» **TASK DETAILS**: Restate the full set of records exactly, without adding or dropping a word.

» **EXCERPTED RECORDS**:
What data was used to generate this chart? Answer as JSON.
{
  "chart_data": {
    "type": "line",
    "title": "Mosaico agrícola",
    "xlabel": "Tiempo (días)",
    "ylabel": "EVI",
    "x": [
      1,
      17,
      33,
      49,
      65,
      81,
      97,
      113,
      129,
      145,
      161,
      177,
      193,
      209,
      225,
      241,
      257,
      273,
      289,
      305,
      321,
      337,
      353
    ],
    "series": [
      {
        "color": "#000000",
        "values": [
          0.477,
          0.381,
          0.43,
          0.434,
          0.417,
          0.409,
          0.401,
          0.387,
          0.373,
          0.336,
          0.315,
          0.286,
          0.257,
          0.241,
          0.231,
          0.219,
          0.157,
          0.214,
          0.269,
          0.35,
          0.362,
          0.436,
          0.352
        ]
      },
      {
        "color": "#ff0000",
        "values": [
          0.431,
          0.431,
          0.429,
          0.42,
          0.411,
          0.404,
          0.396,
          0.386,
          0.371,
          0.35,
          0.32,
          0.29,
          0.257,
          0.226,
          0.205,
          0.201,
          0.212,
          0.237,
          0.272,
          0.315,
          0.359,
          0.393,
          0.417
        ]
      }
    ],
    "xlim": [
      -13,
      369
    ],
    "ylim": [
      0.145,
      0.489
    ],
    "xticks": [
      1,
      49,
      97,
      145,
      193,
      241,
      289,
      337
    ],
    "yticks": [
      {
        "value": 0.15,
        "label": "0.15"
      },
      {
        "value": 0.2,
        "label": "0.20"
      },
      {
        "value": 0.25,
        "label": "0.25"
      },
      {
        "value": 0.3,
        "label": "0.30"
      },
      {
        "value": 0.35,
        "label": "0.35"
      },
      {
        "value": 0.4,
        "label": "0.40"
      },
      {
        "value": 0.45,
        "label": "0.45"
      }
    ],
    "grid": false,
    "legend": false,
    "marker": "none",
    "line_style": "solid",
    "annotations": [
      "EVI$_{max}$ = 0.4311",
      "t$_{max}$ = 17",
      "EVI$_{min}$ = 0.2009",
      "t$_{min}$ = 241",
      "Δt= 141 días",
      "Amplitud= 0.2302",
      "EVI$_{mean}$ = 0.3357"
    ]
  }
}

» **WRITTEN ANSWER**:
What data was used to generate this chart? Answer as JSON.
{
  "chart_data": {
    "type": "line",
    "title": "Mosaico agrícola",
    "xlabel": "Tiempo (días)",
    "ylabel": "EVI",
    "x": [
      1,
      17,
      33,
      49,
      65,
      81,
      97,
      113,
      129,
      145,
      161,
      177,
      193,
      209,
      225,
      241,
      257,
      273,
      289,
      305,
      321,
      337,
      353
    ],
    "series": [
      {
        "color": "#000000",
        "values": [
          0.477,
          0.381,
          0.43,
          0.434,
          0.417,
          0.409,
          0.401,
          0.387,
          0.373,
          0.336,
          0.315,
          0.286,
          0.257,
          0.241,
          0.231,
          0.219,
          0.157,
          0.214,
          0.269,
          0.35,
          0.362,
          0.436,
          0.352
        ]
      },
      {
        "color": "#ff0000",
        "values": [
          0.431,
          0.431,
          0.429,
          0.42,
          0.411,
          0.404,
          0.396,
          0.386,
          0.371,
          0.35,
          0.32,
          0.29,
          0.257,
          0.226,
          0.205,
          0.201,
          0.212,
          0.237,
          0.272,
          0.315,
          0.359,
          0.393,
          0.417
        ]
      }
    ],
    "xlim": [
      -13,
      369
    ],
    "ylim": [
      0.145,
      0.489
    ],
    "xticks": [
      1,
      49,
      97,
      145,
      193,
      241,
      289,
      337
    ],
    "yticks": [
      {
        "value": 0.15,
        "label": "0.15"
      },
      {
        "value": 0.2,
        "label": "0.20"
      },
      {
        "value": 0.25,
        "label": "0.25"
      },
      {
        "value": 0.3,
        "label": "0.30"
      },
      {
        "value": 0.35,
        "label": "0.35"
      },
      {
        "value": 0.4,
        "label": "0.40"
      },
      {
        "value": 0.45,
        "label": "0.45"
      }
    ],
    "grid": false,
    "legend": false,
    "marker": "none",
    "line_style": "solid",
    "annotations": [
      "EVI$_{max}$ = 0.4311",
      "t$_{max}$ = 17",
      "EVI$_{min}$ = 0.2009",
      "t$_{min}$ = 241",
      "Δt= 141 días",
      "Amplitud= 0.2302",
      "EVI$_{mean}$ = 0.3357"
    ]
  }
}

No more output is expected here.